Output all records precisely as written.

- - - - - - -

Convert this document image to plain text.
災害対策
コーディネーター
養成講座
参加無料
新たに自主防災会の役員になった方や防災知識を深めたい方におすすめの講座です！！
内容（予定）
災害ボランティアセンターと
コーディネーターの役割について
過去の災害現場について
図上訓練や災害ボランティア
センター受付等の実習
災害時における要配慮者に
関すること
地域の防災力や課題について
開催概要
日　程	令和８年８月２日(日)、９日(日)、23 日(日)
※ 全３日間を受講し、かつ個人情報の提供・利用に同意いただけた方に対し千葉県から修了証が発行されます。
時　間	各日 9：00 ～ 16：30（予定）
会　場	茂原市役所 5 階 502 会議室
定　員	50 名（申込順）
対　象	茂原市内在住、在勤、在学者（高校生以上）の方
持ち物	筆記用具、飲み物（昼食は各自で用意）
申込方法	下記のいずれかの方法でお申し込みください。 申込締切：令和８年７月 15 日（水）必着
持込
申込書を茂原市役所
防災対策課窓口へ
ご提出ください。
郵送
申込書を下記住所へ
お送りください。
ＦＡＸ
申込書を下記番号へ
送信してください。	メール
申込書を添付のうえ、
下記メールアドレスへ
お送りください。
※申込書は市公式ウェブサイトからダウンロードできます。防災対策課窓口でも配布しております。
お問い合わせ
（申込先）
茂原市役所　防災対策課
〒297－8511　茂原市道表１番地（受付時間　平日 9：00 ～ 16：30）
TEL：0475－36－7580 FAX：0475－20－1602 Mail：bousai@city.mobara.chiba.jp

- - - - - - -

**Written answer:**
Convert this document image to plain text.
災害対策
コーディネーター
養成講座
参加無料
新たに自主防災会の役員になった方や防災知識を深めたい方におすすめの講座です！！
内容（予定）
災害ボランティアセンターと
コーディネーターの役割について
過去の災害現場について
図上訓練や災害ボランティア
センター受付等の実習
災害時における要配慮者に
関すること
地域の防災力や課題について
開催概要
日　程	令和８年８月２日(日)、９日(日)、23 日(日)
※ 全３日間を受講し、かつ個人情報の提供・利用に同意いただけた方に対し千葉県から修了証が発行されます。
時　間	各日 9：00 ～ 16：30（予定）
会　場	茂原市役所 5 階 502 会議室
定　員	50 名（申込順）
対　象	茂原市内在住、在勤、在学者（高校生以上）の方
持ち物	筆記用具、飲み物（昼食は各自で用意）
申込方法	下記のいずれかの方法でお申し込みください。 申込締切：令和８年７月 15 日（水）必着
持込
申込書を茂原市役所
防災対策課窓口へ
ご提出ください。
郵送
申込書を下記住所へ
お送りください。
ＦＡＸ
申込書を下記番号へ
送信してください。	メール
申込書を添付のうえ、
下記メールアドレスへ
お送りください。
※申込書は市公式ウェブサイトからダウンロードできます。防災対策課窓口でも配布しております。
お問い合わせ
（申込先）
茂原市役所　防災対策課
〒297－8511　茂原市道表１番地（受付時間　平日 9：00 ～ 16：30）
TEL：0475－36－7580 FAX：0475－20－1602 Mail：bousai@city.mobara.chiba.jp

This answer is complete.